#### [Excerpt to read]
The choice also depends on how much risk you are willing to take on your money. If you are in your 20s or 30s, you may want to risk your savings in equity schemes because they offer high returns in the long term. If not, you have safer options such as NPS, savings plans, FD, etc.
Another option would be to split the Rs. 20 lakhs for monthly income into a mix of high and low-risk investments. If you are already in your 50s, you have the option to invest in short-term funds that offer more conservative and safer returns.
There are several ways to invest Rs 20 lakhs for a monthly income.
You can invest the lump sum in mutual funds for however long you wish to stay invested. You can withdraw a sum monthly from the accumulated fund value to serve as monthly income.
You can invest the 20 lakhs in a pension plan. Based on the type of annuity option chosen by you, you will start receiving monthly income when you hit retirement age.
You can invest the sum in traditional savings plans that offer guaranteed income along with life cover.
Another option would be to park the money in a fixed deposit. When the account matures, you can use it to create a source of income for yourself and the family.
ULIPs or unit-linked insurance plans can also give you high returns based on market performance. You can choose the receive the fund value in monthly installments at the time of maturity.
Let’s look at each of these options in more detail.
You can invest the whole of Rs. 20 lakhs in a lump sum in mutual funds. The amount will keep earning returns based on the market performance of the fund. The accumulated corpus can be used to create a monthly source of income or add to the ongoing income. However, note that if the fund does not perform well, you stand a chance to lose money.
To reduce the risk, you could diversify your investment by investing the 20 lakhs in a mix of low-risk debt funds and high-risk equity funds. This way you can ensure that you keep earning returns even if one of the funds is not performing well.

#### [Problems to work on]
1. From the passage on investing Rs 20 lakhs, list each way to invest the sum for a monthly income that is given its own paragraph after the sentence announcing several ways.
2. Answer these from the passage on investing Rs 20 lakhs:
(a) Which age range does it name for people who may want to risk their savings in equity schemes?
(b) When does a pension plan begin paying monthly income?
(c) What mix of funds does it suggest for reducing the risk of a mutual fund investment?
3. Repeat the part of the passage on investing Rs 20 lakhs that begins at the words "Another option would be to split" and stops after "hit retirement age.".

#### [Supplied entries]
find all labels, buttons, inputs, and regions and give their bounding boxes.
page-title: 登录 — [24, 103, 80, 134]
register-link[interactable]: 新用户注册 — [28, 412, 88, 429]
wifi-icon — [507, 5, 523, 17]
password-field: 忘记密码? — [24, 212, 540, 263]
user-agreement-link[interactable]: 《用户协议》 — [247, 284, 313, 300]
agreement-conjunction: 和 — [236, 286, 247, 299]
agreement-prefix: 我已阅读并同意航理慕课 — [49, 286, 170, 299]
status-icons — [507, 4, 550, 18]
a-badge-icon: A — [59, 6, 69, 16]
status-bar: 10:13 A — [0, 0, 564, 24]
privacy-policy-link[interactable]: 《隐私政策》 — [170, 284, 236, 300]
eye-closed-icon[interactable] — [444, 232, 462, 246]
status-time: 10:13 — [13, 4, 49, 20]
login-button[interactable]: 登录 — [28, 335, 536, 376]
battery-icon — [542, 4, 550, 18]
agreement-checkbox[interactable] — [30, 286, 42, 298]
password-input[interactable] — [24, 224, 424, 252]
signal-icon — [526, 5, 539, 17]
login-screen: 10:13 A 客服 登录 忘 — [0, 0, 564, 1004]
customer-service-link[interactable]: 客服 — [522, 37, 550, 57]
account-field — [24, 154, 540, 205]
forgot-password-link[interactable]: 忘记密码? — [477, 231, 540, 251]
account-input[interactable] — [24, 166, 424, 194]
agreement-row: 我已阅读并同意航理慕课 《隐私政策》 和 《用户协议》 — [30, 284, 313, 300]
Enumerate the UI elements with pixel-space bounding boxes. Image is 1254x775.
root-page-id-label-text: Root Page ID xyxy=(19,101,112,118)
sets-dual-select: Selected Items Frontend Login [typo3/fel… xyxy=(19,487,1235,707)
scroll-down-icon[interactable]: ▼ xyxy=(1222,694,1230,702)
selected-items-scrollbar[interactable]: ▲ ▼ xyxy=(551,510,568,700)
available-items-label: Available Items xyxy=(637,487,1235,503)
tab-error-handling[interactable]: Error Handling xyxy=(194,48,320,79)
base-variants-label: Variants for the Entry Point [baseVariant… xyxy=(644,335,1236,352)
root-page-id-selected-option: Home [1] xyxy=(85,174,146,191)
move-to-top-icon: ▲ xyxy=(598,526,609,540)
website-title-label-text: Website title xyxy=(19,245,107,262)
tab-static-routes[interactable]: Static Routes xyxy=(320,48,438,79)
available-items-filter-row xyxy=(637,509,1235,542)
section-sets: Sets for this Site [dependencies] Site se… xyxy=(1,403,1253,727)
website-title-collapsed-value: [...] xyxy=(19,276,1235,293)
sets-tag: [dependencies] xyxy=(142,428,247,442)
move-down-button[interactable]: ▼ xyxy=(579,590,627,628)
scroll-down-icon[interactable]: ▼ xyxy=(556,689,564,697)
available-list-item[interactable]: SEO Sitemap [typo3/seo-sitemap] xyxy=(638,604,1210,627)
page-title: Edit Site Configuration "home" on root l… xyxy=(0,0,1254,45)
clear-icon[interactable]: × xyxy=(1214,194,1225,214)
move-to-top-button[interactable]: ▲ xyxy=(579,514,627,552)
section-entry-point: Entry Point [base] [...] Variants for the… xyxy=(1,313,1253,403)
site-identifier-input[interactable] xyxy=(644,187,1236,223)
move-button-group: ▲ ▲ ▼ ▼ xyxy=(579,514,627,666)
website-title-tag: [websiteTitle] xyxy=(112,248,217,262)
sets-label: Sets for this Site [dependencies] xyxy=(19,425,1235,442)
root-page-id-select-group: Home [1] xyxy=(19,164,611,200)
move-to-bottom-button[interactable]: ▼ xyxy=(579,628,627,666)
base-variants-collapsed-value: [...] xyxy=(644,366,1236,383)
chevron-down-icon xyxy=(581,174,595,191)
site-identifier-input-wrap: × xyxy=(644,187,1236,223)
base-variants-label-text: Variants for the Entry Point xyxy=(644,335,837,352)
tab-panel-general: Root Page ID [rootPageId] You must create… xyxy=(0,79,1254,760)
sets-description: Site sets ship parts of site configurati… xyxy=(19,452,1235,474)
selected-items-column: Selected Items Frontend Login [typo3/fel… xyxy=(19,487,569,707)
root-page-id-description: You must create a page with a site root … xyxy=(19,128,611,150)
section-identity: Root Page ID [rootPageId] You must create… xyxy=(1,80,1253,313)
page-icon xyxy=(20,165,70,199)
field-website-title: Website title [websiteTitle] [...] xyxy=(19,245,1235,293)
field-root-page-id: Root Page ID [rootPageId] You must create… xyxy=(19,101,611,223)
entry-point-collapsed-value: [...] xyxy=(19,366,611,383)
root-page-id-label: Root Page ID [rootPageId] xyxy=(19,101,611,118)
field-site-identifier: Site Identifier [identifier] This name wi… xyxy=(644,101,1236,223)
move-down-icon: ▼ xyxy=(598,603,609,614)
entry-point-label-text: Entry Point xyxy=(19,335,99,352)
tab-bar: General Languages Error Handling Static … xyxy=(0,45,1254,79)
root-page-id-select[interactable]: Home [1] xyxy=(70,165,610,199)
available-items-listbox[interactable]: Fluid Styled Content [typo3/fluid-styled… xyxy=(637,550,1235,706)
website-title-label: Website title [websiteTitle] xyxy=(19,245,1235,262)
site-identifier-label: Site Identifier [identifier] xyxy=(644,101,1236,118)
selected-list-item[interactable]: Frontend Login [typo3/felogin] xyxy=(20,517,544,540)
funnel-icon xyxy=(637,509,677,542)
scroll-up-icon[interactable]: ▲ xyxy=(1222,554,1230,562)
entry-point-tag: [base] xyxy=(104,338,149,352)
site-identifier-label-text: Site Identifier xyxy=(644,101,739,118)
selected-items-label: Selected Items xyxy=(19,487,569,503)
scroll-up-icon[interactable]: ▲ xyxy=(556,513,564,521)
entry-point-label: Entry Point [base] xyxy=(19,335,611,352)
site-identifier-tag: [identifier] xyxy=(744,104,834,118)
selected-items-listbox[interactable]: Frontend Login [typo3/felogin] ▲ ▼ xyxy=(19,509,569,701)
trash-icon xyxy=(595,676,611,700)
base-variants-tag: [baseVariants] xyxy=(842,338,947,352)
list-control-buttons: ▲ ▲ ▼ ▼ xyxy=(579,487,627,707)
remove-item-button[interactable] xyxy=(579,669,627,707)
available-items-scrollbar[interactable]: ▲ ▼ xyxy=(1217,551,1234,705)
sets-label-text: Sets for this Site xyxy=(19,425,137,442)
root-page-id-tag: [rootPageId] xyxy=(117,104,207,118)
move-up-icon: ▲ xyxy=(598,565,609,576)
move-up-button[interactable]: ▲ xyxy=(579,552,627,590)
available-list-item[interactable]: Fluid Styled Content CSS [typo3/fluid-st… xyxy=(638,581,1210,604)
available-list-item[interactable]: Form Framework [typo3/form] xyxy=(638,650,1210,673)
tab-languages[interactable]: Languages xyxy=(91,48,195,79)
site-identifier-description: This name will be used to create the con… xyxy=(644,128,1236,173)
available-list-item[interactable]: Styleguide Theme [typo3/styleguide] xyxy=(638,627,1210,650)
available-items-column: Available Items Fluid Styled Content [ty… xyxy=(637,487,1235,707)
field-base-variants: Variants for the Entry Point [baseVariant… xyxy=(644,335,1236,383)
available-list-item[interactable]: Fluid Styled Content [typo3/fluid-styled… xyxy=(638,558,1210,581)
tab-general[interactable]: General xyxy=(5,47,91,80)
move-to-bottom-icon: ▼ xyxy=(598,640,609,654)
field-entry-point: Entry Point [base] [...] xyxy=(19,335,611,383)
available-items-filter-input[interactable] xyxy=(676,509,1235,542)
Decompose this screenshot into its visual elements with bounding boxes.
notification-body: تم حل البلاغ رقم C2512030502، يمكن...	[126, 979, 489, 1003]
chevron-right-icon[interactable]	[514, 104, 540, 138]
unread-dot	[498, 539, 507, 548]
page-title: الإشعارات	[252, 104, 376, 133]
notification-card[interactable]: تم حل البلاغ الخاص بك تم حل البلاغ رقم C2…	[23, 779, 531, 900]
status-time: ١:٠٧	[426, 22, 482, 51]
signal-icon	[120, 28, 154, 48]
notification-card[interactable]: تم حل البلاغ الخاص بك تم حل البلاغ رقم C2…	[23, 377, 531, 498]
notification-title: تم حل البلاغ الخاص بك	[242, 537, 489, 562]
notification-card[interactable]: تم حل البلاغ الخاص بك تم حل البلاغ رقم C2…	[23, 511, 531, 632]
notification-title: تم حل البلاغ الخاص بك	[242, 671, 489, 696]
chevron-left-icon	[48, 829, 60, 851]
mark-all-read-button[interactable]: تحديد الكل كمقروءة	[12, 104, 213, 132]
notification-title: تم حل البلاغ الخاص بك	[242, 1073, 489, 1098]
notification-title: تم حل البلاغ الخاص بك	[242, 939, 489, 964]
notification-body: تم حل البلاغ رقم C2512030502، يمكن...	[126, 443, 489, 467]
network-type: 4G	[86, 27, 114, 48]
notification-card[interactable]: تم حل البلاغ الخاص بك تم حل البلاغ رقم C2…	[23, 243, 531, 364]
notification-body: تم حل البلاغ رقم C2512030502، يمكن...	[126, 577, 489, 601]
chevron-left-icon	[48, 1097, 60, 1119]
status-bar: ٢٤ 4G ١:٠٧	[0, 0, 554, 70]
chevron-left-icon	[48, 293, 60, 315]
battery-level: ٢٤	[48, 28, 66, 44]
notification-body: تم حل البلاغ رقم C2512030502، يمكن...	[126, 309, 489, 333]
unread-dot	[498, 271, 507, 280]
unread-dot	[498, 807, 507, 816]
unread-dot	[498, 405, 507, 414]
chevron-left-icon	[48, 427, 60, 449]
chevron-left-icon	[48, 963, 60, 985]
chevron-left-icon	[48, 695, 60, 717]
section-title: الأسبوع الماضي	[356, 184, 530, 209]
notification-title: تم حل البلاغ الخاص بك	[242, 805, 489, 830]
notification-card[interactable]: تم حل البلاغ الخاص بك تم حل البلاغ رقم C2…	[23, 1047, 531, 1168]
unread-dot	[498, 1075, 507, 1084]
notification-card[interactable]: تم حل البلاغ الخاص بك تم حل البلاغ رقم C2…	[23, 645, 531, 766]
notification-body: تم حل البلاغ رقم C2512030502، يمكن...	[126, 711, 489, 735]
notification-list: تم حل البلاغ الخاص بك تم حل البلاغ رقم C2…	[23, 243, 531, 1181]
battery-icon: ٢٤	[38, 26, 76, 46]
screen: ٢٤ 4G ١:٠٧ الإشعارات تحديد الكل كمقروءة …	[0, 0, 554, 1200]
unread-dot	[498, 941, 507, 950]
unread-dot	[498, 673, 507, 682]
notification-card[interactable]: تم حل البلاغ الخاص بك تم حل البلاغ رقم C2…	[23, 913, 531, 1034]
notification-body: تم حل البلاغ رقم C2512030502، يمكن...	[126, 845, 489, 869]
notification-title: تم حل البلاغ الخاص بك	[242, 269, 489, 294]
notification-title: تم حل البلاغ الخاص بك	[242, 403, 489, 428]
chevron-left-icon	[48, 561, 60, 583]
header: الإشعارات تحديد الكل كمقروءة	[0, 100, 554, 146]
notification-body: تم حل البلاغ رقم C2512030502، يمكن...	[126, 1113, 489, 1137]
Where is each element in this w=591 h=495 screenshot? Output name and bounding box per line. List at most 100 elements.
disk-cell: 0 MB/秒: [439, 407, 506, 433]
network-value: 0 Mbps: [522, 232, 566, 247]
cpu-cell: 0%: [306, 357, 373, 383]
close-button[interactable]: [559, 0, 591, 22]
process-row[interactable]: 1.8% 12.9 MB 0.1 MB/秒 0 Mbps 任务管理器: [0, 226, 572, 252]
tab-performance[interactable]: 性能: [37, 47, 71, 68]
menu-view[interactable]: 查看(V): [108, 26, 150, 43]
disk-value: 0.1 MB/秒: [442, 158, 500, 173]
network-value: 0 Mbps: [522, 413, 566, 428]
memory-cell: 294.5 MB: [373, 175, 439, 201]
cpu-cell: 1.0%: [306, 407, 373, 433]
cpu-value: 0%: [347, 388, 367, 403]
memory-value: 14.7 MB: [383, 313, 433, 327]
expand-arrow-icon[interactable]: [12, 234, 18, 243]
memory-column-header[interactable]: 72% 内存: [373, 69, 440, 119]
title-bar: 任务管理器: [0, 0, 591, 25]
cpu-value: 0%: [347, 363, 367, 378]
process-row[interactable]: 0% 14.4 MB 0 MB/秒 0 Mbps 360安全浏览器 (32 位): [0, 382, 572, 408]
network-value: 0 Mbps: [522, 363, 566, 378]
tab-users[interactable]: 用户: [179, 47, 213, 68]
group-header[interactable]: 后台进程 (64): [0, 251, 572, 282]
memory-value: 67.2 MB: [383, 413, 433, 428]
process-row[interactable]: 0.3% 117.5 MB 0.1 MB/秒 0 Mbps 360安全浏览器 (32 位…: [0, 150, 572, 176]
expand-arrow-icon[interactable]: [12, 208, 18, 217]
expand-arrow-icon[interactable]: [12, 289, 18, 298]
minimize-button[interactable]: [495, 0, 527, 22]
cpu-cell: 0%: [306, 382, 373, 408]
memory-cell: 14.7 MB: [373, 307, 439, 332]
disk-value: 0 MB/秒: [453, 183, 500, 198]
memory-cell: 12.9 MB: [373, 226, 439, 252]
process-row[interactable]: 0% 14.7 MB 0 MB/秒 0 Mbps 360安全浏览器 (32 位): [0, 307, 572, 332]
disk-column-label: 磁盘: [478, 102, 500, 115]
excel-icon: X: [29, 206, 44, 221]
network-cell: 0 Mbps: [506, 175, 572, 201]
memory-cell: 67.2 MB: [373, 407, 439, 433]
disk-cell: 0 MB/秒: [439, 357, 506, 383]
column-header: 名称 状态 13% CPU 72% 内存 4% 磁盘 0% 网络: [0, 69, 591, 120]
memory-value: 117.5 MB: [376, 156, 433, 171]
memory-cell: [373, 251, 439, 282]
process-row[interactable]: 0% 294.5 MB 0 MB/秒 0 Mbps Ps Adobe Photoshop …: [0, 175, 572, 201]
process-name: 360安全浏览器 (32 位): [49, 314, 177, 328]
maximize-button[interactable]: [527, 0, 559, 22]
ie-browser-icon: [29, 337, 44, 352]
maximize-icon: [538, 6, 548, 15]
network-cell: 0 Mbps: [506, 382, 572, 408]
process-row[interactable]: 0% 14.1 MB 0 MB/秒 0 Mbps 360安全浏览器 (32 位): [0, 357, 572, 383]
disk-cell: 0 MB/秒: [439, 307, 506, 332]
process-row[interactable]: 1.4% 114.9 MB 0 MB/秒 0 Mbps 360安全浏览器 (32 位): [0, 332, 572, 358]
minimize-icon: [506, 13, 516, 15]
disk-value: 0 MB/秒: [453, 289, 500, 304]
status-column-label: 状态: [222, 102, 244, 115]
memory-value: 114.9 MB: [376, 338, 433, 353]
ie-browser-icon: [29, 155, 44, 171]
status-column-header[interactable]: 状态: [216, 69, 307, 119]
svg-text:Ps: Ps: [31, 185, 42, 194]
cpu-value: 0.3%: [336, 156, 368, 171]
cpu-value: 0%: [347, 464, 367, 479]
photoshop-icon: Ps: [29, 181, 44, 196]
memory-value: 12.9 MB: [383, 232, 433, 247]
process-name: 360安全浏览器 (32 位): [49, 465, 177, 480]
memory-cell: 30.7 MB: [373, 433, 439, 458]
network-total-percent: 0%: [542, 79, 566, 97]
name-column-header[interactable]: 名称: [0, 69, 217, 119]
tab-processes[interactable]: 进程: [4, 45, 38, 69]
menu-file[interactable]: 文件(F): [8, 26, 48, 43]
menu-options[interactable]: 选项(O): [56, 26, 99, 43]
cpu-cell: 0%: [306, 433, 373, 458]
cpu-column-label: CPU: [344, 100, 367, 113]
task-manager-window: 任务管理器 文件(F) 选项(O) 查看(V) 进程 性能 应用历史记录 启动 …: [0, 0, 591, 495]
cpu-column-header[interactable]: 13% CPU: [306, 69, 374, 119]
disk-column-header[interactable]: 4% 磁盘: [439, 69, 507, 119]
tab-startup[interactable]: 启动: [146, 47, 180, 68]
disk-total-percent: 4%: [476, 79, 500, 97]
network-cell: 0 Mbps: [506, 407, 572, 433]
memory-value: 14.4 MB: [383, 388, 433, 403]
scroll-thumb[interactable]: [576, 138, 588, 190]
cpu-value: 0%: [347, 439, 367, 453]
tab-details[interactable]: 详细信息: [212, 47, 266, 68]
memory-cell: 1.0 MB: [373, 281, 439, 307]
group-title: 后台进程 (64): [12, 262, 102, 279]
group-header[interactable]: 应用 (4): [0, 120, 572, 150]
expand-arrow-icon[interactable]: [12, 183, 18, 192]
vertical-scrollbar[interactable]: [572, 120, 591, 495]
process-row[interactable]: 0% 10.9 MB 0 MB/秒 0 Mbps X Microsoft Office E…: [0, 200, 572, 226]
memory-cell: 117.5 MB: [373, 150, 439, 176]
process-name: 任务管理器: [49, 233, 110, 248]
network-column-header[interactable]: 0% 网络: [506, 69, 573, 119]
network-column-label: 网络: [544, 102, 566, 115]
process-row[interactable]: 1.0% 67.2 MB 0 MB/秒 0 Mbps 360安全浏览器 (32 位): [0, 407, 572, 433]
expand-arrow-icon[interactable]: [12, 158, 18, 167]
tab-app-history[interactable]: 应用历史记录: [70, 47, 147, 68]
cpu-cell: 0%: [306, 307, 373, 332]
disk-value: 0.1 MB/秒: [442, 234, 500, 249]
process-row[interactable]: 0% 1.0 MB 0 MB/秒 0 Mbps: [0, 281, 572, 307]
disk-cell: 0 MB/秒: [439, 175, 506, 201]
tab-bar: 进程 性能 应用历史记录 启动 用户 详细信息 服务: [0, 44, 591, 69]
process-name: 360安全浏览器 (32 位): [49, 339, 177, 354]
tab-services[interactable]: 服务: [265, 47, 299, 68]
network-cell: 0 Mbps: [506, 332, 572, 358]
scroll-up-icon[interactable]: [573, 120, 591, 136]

#### [Answers below]
1.
- Mutual funds (lump sum)
- Pension plan
- Traditional savings plans
- Fixed deposit
- ULIPs (unit-linked insurance plans)

2.
(a) People in their 20s or 30s.
(b) When you hit retirement age, based on the type of annuity option chosen.
(c) A mix of low-risk debt funds and high-risk equity funds.

3.
Another option would be to split the Rs. 20 lakhs for monthly income into a mix of high and low-risk investments. If you are already in your 50s, you have the option to invest in short-term funds that offer more conservative and safer returns.
There are several ways to invest Rs 20 lakhs for a monthly income.
You can invest the lump sum in mutual funds for however long you wish to stay invested. You can withdraw a sum monthly from the accumulated fund value to serve as monthly income.
You can invest the 20 lakhs in a pension plan. Based on the type of annuity option chosen by you, you will start receiving monthly income when you hit retirement age.